■ Goal ■
Below are some records; give them all again exactly, but not the pictures.

■ Input records ■
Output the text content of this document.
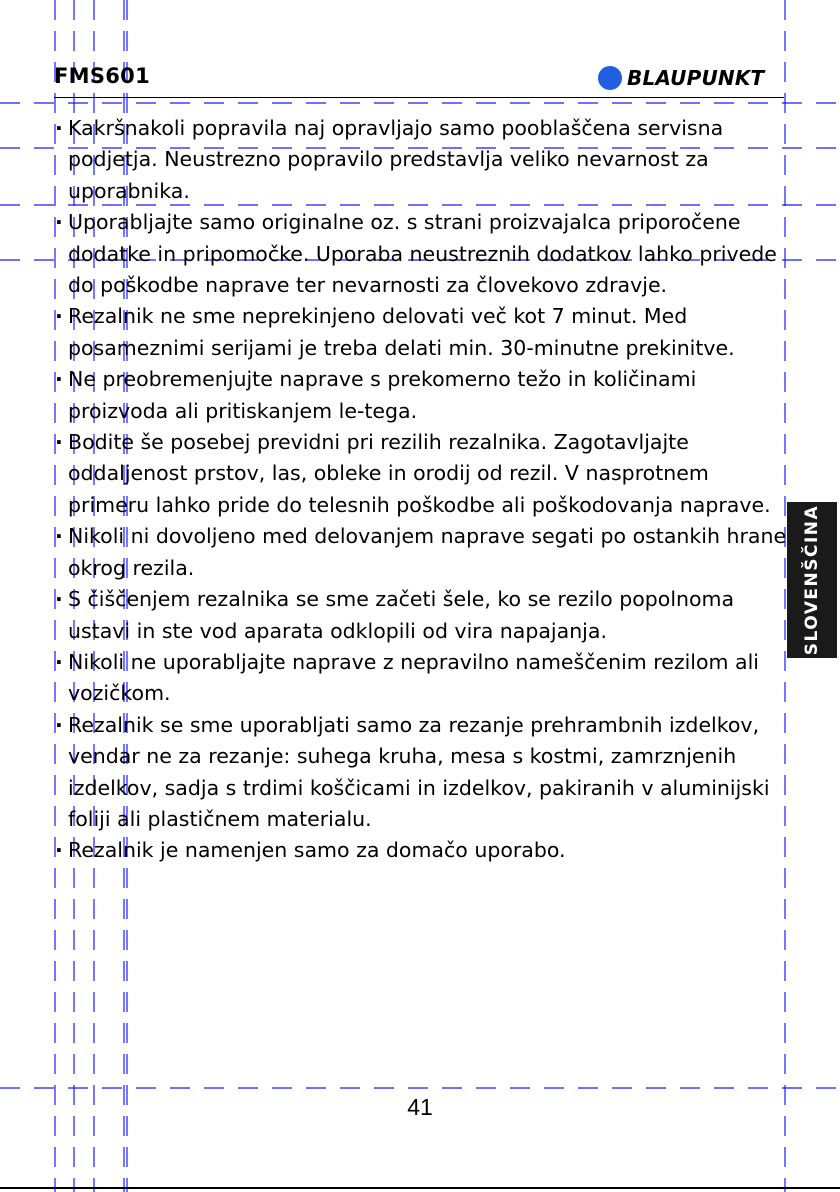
FMS601	BLAUPUNKT
· Kakršnakoli popravila naj opravljajo samo pooblaščena servisna podjetja. Neustrezno popravilo predstavlja veliko nevarnost za uporabnika.
· Uporabljajte samo originalne oz. s strani proizvajalca priporočene dodatke in pripomočke. Uporaba neustreznih dodatkov lahko privede do poškodbe naprave ter nevarnosti za človekovo zdravje.
· Rezalnik ne sme neprekinjeno delovati več kot 7 minut. Med posameznimi serijami je treba delati min. 30-minutne prekinitve.
· Ne preobremenjujte naprave s prekomerno težo in količinami proizvoda ali pritiskanjem le-tega.
· Bodite še posebej previdni pri rezilih rezalnika. Zagotavljajte oddaljenost prstov, las, obleke in orodij od rezil. V nasprotnem primeru lahko pride do telesnih poškodbe ali poškodovanja naprave.
· Nikoli ni dovoljeno med delovanjem naprave segati po ostankih hrane okrog rezila.
· S čiščenjem rezalnika se sme začeti šele, ko se rezilo popolnoma ustavi in ste vod aparata odklopili od vira napajanja.
· Nikoli ne uporabljajte naprave z nepravilno nameščenim rezilom ali vozičkom.
· Rezalnik se sme uporabljati samo za rezanje prehrambnih izdelkov, vendar ne za rezanje: suhega kruha, mesa s kostmi, zamrznjenih izdelkov, sadja s trdimi koščicami in izdelkov, pakiranih v aluminijski foliji ali plastičnem materialu.
· Rezalnik je namenjen samo za domačo uporabo.
SLOVENŠČINA
41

■ Task answer ■
Output the text content of this document.
FMS601	BLAUPUNKT
· Kakršnakoli popravila naj opravljajo samo pooblaščena servisna podjetja. Neustrezno popravilo predstavlja veliko nevarnost za uporabnika.
· Uporabljajte samo originalne oz. s strani proizvajalca priporočene dodatke in pripomočke. Uporaba neustreznih dodatkov lahko privede do poškodbe naprave ter nevarnosti za človekovo zdravje.
· Rezalnik ne sme neprekinjeno delovati več kot 7 minut. Med posameznimi serijami je treba delati min. 30-minutne prekinitve.
· Ne preobremenjujte naprave s prekomerno težo in količinami proizvoda ali pritiskanjem le-tega.
· Bodite še posebej previdni pri rezilih rezalnika. Zagotavljajte oddaljenost prstov, las, obleke in orodij od rezil. V nasprotnem primeru lahko pride do telesnih poškodbe ali poškodovanja naprave.
· Nikoli ni dovoljeno med delovanjem naprave segati po ostankih hrane okrog rezila.
· S čiščenjem rezalnika se sme začeti šele, ko se rezilo popolnoma ustavi in ste vod aparata odklopili od vira napajanja.
· Nikoli ne uporabljajte naprave z nepravilno nameščenim rezilom ali vozičkom.
· Rezalnik se sme uporabljati samo za rezanje prehrambnih izdelkov, vendar ne za rezanje: suhega kruha, mesa s kostmi, zamrznjenih izdelkov, sadja s trdimi koščicami in izdelkov, pakiranih v aluminijski foliji ali plastičnem materialu.
· Rezalnik je namenjen samo za domačo uporabo.
SLOVENŠČINA
41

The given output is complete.